=== Instruction ===
Count lines with the string "理解光的变化与明暗造型的关系" in them. State the number alone.

=== Material for the task ===
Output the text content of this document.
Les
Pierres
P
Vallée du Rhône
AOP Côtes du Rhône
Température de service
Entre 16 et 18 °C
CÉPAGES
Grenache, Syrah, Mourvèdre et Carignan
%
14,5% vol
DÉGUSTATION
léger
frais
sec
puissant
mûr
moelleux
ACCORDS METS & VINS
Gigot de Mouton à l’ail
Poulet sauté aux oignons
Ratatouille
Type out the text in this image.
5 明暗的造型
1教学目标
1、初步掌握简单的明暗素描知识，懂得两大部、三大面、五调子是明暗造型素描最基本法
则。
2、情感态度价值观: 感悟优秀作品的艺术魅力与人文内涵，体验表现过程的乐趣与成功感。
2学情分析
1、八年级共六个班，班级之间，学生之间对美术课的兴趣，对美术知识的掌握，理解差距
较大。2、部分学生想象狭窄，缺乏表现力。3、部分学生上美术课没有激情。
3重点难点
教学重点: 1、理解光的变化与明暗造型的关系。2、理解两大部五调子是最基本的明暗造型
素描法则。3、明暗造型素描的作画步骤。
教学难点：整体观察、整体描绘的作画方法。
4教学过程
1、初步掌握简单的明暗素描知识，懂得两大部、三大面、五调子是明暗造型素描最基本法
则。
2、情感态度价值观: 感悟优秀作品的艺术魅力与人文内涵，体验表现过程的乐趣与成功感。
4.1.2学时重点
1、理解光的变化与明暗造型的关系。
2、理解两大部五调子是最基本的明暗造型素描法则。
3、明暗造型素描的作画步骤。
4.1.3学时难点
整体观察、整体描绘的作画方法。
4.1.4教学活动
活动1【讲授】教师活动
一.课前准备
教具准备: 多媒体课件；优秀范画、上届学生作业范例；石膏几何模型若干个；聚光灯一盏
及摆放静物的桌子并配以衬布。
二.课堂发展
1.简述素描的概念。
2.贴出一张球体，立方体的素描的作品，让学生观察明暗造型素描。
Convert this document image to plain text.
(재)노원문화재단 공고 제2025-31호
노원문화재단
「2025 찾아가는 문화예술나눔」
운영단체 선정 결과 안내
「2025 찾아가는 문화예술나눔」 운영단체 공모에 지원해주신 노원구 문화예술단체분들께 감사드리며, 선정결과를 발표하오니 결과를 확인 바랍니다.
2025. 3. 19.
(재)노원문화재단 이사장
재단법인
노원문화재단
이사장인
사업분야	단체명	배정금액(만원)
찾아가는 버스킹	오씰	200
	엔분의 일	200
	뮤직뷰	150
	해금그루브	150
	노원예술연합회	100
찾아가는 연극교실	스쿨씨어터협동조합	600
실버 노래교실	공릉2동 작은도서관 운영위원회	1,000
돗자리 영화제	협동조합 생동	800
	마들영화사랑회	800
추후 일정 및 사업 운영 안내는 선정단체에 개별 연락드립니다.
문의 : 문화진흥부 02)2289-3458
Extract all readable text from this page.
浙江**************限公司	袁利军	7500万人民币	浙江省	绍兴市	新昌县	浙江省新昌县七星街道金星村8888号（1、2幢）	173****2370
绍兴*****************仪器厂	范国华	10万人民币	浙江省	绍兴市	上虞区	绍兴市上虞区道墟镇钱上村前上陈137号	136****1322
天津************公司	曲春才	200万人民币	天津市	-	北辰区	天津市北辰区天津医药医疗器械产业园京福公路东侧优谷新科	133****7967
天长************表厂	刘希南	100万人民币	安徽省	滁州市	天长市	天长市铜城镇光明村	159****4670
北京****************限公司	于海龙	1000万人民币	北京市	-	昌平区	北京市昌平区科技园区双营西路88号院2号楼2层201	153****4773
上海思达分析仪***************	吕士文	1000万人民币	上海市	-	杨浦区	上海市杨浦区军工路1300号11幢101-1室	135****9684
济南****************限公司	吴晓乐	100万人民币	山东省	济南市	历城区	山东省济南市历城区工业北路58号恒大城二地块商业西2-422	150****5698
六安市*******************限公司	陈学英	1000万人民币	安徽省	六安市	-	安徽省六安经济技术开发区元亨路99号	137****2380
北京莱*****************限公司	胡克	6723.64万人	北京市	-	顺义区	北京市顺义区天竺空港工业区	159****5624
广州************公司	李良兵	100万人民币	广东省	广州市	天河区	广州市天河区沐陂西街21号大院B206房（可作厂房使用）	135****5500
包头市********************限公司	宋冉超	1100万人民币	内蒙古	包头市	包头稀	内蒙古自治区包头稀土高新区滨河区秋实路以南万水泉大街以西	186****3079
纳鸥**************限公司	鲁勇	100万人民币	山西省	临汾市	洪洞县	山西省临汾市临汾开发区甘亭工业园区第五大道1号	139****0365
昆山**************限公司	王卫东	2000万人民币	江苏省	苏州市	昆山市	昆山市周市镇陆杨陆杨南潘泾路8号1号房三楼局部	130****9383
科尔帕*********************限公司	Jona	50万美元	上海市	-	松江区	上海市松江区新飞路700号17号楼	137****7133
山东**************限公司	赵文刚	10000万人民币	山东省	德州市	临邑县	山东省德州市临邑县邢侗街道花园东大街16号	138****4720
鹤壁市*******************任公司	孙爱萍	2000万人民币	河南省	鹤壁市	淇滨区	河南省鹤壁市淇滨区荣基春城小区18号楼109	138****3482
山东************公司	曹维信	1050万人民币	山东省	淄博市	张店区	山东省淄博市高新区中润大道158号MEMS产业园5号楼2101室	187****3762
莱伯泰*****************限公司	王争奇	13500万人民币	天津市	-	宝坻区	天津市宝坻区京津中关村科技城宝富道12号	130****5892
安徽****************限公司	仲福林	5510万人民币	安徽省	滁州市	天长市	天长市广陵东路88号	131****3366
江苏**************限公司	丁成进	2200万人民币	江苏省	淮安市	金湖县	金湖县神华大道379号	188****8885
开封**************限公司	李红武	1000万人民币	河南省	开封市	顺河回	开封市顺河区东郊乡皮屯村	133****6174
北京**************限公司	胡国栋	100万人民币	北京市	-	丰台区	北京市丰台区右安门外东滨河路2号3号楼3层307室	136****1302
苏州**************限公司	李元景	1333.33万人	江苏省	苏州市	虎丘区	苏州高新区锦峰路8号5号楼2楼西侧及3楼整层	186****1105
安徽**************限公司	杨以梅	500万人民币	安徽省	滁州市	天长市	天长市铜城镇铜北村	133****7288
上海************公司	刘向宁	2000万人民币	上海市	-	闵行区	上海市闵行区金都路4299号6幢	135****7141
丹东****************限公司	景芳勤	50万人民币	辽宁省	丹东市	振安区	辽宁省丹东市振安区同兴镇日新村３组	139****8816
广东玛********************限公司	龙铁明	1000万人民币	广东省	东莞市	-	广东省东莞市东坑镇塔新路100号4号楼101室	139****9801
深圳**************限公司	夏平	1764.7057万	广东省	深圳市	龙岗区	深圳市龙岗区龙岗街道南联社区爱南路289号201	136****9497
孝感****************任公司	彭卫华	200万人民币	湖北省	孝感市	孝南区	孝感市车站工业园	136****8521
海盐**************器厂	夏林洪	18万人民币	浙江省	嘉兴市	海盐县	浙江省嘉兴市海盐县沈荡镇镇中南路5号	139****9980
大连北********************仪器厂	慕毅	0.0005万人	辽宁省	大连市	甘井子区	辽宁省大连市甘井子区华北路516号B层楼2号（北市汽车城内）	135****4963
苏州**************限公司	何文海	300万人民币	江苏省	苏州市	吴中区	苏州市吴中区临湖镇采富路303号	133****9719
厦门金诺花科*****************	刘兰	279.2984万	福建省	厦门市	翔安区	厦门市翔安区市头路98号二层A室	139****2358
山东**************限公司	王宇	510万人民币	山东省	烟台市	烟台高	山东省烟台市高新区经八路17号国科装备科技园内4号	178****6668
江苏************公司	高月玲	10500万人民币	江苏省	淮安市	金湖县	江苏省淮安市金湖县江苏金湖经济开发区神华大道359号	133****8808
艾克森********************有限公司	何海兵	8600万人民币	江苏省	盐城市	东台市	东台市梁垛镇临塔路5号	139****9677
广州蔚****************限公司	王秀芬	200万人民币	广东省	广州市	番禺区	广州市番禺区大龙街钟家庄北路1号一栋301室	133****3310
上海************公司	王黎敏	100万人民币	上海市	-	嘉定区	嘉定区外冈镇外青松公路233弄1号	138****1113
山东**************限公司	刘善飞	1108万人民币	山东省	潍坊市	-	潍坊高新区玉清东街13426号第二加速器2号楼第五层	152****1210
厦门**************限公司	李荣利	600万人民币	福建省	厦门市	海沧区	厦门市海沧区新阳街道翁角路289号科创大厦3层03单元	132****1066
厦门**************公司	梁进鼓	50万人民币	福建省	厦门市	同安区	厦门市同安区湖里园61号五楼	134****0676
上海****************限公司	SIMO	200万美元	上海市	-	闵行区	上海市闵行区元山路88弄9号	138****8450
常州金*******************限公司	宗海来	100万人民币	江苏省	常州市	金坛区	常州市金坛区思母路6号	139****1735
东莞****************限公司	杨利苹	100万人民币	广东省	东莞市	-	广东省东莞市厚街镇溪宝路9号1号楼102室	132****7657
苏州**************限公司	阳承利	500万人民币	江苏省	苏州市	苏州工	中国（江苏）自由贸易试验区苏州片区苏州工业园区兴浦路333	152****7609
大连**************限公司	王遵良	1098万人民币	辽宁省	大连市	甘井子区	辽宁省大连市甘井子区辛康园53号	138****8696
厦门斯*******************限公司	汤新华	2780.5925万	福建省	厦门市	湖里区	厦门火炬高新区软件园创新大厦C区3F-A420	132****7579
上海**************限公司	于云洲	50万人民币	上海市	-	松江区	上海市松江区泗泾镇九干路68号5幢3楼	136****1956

=== Complete answer ===
2